Problem statement
Scan the data beneath this task and copy each line that includes "SEGURIDAD".

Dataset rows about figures
++++++

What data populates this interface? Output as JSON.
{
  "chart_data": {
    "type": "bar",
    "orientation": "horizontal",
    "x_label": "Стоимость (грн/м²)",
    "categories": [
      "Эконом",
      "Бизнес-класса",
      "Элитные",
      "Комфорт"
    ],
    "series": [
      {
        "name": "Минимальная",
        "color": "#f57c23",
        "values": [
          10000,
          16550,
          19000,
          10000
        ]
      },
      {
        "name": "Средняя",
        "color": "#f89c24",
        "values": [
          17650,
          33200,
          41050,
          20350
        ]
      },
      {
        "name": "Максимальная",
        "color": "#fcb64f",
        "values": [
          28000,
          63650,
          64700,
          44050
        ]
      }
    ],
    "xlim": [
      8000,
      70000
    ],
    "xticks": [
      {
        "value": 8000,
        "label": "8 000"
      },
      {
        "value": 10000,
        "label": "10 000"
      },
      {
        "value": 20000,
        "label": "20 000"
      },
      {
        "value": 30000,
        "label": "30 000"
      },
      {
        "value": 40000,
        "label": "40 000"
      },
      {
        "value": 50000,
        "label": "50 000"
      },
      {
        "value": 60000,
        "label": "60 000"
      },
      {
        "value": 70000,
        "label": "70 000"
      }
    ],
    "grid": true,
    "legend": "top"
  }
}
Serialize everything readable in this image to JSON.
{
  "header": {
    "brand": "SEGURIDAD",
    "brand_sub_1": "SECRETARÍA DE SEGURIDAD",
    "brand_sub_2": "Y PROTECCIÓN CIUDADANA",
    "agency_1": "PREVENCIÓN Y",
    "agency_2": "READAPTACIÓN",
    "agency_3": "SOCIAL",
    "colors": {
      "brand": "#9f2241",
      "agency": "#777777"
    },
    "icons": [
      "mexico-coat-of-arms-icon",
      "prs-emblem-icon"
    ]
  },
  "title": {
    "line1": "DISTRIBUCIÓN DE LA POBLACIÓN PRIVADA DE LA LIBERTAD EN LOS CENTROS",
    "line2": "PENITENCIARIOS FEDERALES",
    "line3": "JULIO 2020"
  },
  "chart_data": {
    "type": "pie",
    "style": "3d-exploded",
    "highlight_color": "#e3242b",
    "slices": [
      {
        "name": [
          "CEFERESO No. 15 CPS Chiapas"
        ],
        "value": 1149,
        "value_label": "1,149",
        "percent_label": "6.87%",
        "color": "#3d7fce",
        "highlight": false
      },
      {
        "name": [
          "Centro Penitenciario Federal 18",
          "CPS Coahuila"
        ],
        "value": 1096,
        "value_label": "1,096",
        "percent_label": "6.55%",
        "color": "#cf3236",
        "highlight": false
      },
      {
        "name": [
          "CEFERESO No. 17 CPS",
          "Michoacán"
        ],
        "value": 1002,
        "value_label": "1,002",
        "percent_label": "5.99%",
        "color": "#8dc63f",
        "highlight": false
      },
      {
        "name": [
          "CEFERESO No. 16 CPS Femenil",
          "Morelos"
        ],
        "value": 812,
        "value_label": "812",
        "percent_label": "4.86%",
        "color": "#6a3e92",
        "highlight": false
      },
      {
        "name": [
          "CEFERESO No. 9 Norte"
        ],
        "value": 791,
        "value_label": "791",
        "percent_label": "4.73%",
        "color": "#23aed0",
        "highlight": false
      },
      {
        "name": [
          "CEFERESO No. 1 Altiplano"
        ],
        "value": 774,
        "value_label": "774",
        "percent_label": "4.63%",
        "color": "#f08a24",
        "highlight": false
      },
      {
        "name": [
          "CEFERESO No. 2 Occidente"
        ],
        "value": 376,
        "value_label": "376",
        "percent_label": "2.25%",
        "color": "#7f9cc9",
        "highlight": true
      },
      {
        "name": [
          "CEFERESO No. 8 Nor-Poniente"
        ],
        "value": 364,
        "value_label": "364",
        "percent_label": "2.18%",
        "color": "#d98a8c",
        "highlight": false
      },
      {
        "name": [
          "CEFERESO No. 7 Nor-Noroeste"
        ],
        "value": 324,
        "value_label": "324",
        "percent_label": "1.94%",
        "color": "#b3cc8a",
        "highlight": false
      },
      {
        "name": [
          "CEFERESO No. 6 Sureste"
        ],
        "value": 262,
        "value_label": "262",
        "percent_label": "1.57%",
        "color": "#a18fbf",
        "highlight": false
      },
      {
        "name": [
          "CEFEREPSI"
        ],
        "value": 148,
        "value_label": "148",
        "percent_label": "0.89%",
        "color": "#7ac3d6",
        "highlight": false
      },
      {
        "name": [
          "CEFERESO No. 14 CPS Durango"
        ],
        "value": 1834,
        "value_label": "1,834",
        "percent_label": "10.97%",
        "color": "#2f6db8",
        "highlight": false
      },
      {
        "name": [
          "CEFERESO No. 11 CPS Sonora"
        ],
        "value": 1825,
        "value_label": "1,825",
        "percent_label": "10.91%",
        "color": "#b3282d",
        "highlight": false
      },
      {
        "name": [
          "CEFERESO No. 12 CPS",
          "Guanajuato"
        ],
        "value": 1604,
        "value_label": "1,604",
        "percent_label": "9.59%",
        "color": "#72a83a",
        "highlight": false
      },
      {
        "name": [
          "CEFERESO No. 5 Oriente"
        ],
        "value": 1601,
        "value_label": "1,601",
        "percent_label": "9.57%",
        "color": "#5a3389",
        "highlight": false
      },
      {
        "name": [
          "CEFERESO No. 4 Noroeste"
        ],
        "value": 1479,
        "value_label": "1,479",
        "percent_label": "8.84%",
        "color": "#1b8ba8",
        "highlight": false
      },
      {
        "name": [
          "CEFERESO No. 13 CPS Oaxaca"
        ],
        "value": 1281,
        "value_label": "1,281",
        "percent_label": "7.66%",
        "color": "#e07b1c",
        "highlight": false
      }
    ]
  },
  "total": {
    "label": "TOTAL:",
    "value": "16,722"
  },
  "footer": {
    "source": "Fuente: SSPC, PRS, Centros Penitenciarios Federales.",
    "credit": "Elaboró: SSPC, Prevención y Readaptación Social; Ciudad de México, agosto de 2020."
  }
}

++++++

Output below
    "brand": "SEGURIDAD",
    "brand_sub_1": "SECRETARÍA DE SEGURIDAD",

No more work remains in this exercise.